#### EXERCISE GOAL
Return each line of the listing below, unchanged, and omit the images.

#### EXTRACTED MATERIAL
_ _ _ _

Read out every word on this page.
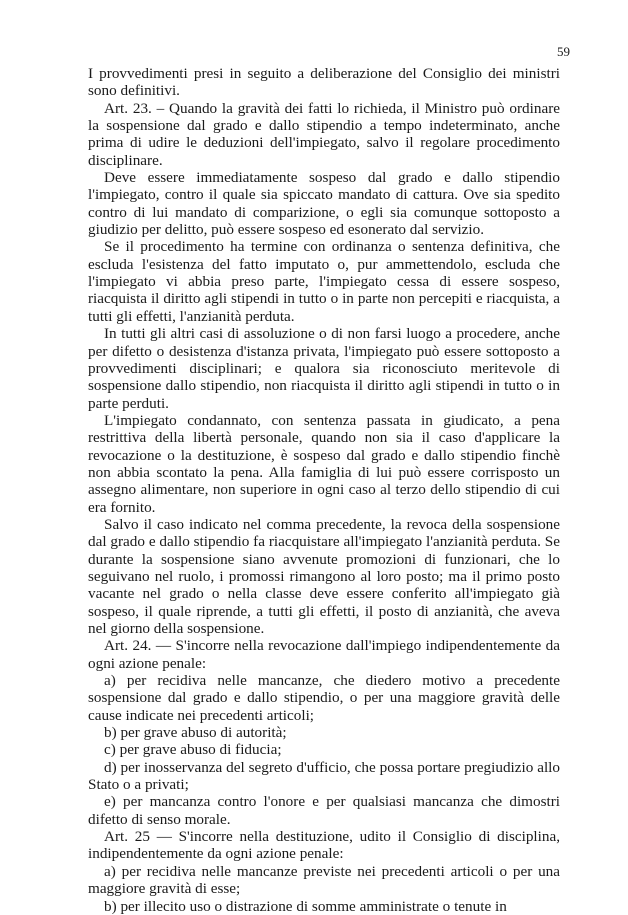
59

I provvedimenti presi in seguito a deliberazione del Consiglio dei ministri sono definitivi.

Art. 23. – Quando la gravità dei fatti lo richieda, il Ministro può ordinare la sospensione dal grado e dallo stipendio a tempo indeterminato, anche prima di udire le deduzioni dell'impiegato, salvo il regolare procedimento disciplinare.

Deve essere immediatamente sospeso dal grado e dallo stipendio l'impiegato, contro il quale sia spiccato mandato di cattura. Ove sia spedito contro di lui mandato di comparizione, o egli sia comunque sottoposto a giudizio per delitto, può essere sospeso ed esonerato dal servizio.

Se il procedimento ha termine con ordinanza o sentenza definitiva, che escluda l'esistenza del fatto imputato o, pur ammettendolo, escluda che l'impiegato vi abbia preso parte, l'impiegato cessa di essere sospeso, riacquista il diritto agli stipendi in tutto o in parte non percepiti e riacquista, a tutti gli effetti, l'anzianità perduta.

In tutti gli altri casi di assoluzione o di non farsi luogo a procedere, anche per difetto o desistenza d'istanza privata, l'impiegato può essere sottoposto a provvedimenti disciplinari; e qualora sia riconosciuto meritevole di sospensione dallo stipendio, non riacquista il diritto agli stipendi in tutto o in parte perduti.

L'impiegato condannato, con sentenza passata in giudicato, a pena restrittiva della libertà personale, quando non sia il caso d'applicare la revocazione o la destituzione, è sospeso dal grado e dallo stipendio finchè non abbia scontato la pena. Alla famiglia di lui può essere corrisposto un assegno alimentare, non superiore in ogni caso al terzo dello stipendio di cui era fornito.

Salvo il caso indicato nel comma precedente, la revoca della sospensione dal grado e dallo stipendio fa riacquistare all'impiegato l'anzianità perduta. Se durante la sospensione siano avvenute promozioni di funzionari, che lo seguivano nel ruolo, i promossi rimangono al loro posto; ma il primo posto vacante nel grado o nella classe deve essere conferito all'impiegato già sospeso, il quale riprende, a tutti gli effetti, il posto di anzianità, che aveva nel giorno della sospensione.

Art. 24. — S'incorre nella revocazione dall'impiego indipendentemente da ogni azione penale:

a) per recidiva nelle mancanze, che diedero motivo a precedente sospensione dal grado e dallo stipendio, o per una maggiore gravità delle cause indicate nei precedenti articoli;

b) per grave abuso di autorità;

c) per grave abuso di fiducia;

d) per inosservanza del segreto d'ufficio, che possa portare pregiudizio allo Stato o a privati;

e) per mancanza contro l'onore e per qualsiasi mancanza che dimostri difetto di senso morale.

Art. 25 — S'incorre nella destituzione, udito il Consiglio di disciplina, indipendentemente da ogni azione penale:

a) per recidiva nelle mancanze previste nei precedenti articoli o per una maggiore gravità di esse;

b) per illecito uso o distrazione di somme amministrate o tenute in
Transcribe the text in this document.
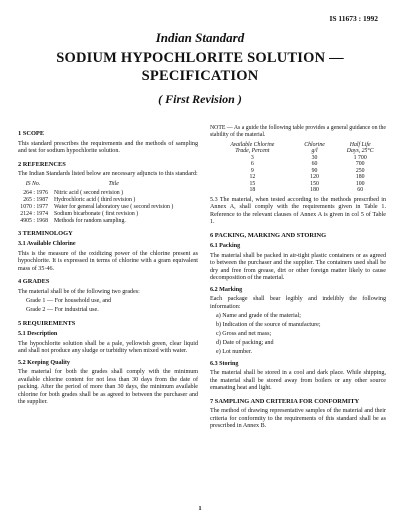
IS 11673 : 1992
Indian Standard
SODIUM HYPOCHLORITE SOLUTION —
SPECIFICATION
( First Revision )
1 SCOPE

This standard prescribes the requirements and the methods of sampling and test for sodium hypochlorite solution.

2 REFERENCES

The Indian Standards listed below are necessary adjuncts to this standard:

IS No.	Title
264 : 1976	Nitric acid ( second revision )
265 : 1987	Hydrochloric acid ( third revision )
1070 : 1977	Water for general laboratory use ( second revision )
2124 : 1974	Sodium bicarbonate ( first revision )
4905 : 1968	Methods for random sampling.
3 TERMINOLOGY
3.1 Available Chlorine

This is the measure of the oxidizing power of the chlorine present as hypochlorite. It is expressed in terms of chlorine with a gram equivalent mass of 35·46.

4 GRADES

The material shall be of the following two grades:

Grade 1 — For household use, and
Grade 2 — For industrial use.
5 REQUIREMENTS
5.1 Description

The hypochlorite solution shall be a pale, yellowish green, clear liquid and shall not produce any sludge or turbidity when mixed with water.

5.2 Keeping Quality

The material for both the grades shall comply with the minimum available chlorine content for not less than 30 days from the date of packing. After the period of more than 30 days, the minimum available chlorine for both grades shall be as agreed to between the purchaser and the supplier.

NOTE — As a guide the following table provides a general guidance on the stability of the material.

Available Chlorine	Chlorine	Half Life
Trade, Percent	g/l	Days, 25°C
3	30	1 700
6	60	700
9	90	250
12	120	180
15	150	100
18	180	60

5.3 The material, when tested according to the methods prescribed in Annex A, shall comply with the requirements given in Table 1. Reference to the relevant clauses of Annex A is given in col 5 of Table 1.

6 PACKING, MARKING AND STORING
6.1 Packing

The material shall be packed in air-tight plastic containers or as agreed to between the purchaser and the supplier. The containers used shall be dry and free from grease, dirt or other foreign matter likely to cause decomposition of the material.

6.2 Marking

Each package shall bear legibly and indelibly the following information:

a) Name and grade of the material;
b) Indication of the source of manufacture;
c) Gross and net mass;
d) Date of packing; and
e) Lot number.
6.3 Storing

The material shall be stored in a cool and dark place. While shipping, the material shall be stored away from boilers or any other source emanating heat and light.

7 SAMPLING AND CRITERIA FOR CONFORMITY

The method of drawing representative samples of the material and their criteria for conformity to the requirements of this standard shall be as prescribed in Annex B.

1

_ _ _ _

#### ANSWER TO THIS PROBLEM
Read out every word on this page.
59

I provvedimenti presi in seguito a deliberazione del Consiglio dei ministri sono definitivi.

Art. 23. – Quando la gravità dei fatti lo richieda, il Ministro può ordinare la sospensione dal grado e dallo stipendio a tempo indeterminato, anche prima di udire le deduzioni dell'impiegato, salvo il regolare procedimento disciplinare.

Deve essere immediatamente sospeso dal grado e dallo stipendio l'impiegato, contro il quale sia spiccato mandato di cattura. Ove sia spedito contro di lui mandato di comparizione, o egli sia comunque sottoposto a giudizio per delitto, può essere sospeso ed esonerato dal servizio.

Se il procedimento ha termine con ordinanza o sentenza definitiva, che escluda l'esistenza del fatto imputato o, pur ammettendolo, escluda che l'impiegato vi abbia preso parte, l'impiegato cessa di essere sospeso, riacquista il diritto agli stipendi in tutto o in parte non percepiti e riacquista, a tutti gli effetti, l'anzianità perduta.

In tutti gli altri casi di assoluzione o di non farsi luogo a procedere, anche per difetto o desistenza d'istanza privata, l'impiegato può essere sottoposto a provvedimenti disciplinari; e qualora sia riconosciuto meritevole di sospensione dallo stipendio, non riacquista il diritto agli stipendi in tutto o in parte perduti.

L'impiegato condannato, con sentenza passata in giudicato, a pena restrittiva della libertà personale, quando non sia il caso d'applicare la revocazione o la destituzione, è sospeso dal grado e dallo stipendio finchè non abbia scontato la pena. Alla famiglia di lui può essere corrisposto un assegno alimentare, non superiore in ogni caso al terzo dello stipendio di cui era fornito.

Salvo il caso indicato nel comma precedente, la revoca della sospensione dal grado e dallo stipendio fa riacquistare all'impiegato l'anzianità perduta. Se durante la sospensione siano avvenute promozioni di funzionari, che lo seguivano nel ruolo, i promossi rimangono al loro posto; ma il primo posto vacante nel grado o nella classe deve essere conferito all'impiegato già sospeso, il quale riprende, a tutti gli effetti, il posto di anzianità, che aveva nel giorno della sospensione.

Art. 24. — S'incorre nella revocazione dall'impiego indipendentemente da ogni azione penale:

a) per recidiva nelle mancanze, che diedero motivo a precedente sospensione dal grado e dallo stipendio, o per una maggiore gravità delle cause indicate nei precedenti articoli;

b) per grave abuso di autorità;

c) per grave abuso di fiducia;

d) per inosservanza del segreto d'ufficio, che possa portare pregiudizio allo Stato o a privati;

e) per mancanza contro l'onore e per qualsiasi mancanza che dimostri difetto di senso morale.

Art. 25 — S'incorre nella destituzione, udito il Consiglio di disciplina, indipendentemente da ogni azione penale:

a) per recidiva nelle mancanze previste nei precedenti articoli o per una maggiore gravità di esse;

b) per illecito uso o distrazione di somme amministrate o tenute in
Transcribe the text in this document.
IS 11673 : 1992
Indian Standard
SODIUM HYPOCHLORITE SOLUTION —
SPECIFICATION
( First Revision )
1 SCOPE

This standard prescribes the requirements and the methods of sampling and test for sodium hypochlorite solution.

2 REFERENCES

The Indian Standards listed below are necessary adjuncts to this standard:

IS No.	Title
264 : 1976	Nitric acid ( second revision )
265 : 1987	Hydrochloric acid ( third revision )
1070 : 1977	Water for general laboratory use ( second revision )
2124 : 1974	Sodium bicarbonate ( first revision )
4905 : 1968	Methods for random sampling.
3 TERMINOLOGY
3.1 Available Chlorine

This is the measure of the oxidizing power of the chlorine present as hypochlorite. It is expressed in terms of chlorine with a gram equivalent mass of 35·46.

4 GRADES

The material shall be of the following two grades:

Grade 1 — For household use, and
Grade 2 — For industrial use.
5 REQUIREMENTS
5.1 Description

The hypochlorite solution shall be a pale, yellowish green, clear liquid and shall not produce any sludge or turbidity when mixed with water.

5.2 Keeping Quality

The material for both the grades shall comply with the minimum available chlorine content for not less than 30 days from the date of packing. After the period of more than 30 days, the minimum available chlorine for both grades shall be as agreed to between the purchaser and the supplier.

NOTE — As a guide the following table provides a general guidance on the stability of the material.

Available Chlorine	Chlorine	Half Life
Trade, Percent	g/l	Days, 25°C
3	30	1 700
6	60	700
9	90	250
12	120	180
15	150	100
18	180	60

5.3 The material, when tested according to the methods prescribed in Annex A, shall comply with the requirements given in Table 1. Reference to the relevant clauses of Annex A is given in col 5 of Table 1.

6 PACKING, MARKING AND STORING
6.1 Packing

The material shall be packed in air-tight plastic containers or as agreed to between the purchaser and the supplier. The containers used shall be dry and free from grease, dirt or other foreign matter likely to cause decomposition of the material.

6.2 Marking

Each package shall bear legibly and indelibly the following information:

a) Name and grade of the material;
b) Indication of the source of manufacture;
c) Gross and net mass;
d) Date of packing; and
e) Lot number.
6.3 Storing

The material shall be stored in a cool and dark place. While shipping, the material shall be stored away from boilers or any other source emanating heat and light.

7 SAMPLING AND CRITERIA FOR CONFORMITY

The method of drawing representative samples of the material and their criteria for conformity to the requirements of this standard shall be as prescribed in Annex B.

1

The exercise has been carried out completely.